* **Given task**
Where a line contains the string "JSON", copy that line.

* **Listing**
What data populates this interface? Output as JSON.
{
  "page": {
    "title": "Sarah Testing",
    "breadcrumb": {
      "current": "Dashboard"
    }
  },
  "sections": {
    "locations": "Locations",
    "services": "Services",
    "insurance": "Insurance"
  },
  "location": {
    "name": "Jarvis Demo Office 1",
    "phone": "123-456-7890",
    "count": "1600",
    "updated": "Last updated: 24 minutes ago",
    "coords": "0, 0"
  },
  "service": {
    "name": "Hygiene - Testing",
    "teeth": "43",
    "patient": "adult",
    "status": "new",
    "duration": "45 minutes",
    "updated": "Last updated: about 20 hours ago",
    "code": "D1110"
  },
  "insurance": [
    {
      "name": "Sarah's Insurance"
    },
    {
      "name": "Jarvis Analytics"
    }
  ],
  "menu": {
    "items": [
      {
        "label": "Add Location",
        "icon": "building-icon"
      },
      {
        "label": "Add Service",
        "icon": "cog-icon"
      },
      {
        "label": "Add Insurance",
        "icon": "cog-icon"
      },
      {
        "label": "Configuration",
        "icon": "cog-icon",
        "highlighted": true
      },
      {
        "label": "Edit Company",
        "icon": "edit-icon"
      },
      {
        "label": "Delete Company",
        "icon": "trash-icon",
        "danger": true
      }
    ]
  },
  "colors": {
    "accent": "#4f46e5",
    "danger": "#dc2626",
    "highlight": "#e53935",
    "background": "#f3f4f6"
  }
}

---

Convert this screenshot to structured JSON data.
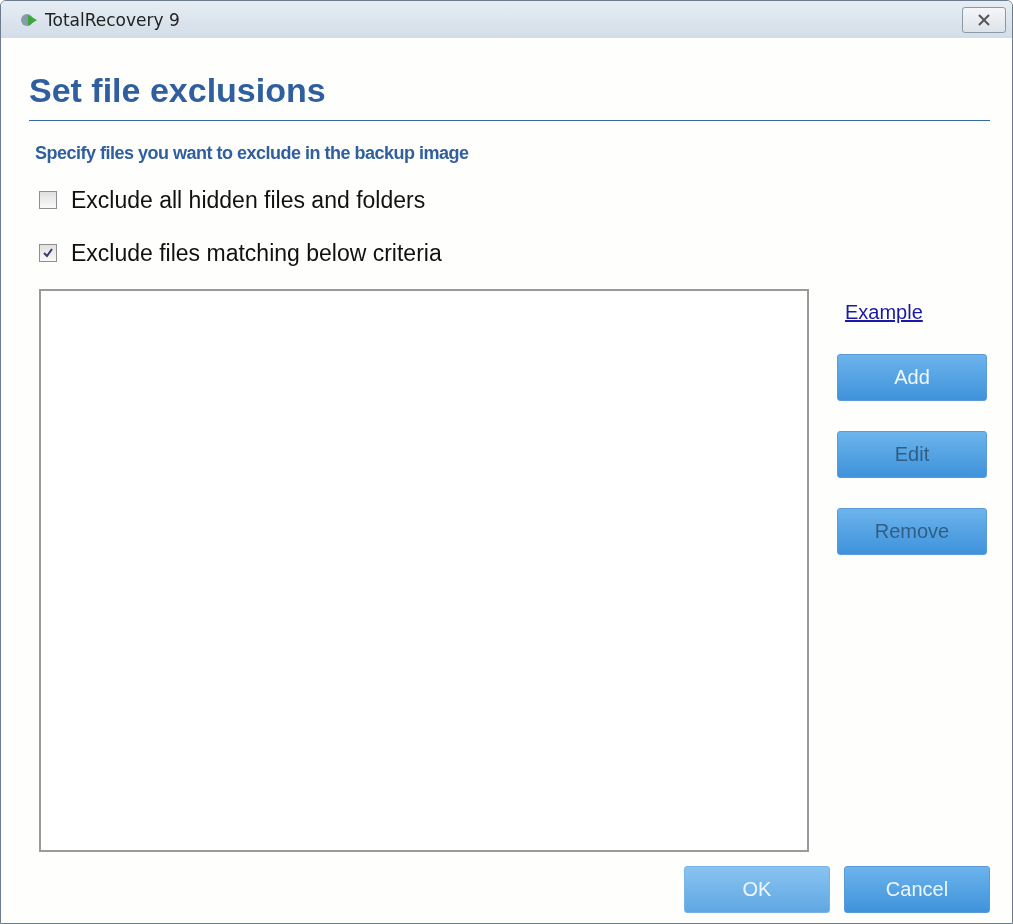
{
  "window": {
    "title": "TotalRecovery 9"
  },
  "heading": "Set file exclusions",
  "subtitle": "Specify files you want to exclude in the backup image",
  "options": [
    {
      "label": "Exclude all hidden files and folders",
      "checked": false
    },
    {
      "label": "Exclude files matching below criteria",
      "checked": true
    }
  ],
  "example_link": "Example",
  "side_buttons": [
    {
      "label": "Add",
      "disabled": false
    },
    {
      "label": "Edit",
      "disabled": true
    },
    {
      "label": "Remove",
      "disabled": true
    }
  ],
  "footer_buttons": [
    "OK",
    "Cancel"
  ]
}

---

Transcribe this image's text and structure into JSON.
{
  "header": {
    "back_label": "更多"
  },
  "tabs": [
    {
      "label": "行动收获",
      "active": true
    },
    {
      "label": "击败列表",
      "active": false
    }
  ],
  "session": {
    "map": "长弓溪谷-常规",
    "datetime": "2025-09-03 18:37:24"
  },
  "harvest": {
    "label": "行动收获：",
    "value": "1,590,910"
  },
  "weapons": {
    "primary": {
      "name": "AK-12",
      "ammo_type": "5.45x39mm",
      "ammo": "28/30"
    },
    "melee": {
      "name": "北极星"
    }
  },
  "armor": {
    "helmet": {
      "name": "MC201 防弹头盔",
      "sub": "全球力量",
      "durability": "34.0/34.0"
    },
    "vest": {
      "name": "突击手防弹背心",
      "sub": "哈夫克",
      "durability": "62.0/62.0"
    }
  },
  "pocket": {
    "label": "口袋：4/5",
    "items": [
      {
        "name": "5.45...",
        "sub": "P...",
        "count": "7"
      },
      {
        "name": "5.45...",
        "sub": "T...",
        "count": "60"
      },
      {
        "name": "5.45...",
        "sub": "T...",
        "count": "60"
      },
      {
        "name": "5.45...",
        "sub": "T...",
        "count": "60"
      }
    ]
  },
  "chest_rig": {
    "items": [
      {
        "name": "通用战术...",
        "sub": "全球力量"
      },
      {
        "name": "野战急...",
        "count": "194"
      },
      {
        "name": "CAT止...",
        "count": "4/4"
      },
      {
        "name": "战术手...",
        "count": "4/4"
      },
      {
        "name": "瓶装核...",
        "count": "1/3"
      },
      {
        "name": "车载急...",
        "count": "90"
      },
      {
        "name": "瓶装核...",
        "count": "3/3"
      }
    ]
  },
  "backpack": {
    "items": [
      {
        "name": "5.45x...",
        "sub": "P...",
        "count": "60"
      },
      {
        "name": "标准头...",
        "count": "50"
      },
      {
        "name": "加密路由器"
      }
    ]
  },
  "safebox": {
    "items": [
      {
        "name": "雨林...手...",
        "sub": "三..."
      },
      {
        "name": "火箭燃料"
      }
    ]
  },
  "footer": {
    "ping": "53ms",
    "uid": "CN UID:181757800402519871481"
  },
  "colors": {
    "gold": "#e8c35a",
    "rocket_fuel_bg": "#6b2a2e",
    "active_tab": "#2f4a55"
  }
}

* **Exercise solution**
What data populates this interface? Output as JSON.
Convert this screenshot to structured JSON data.
Transcribe this image's text and structure into JSON.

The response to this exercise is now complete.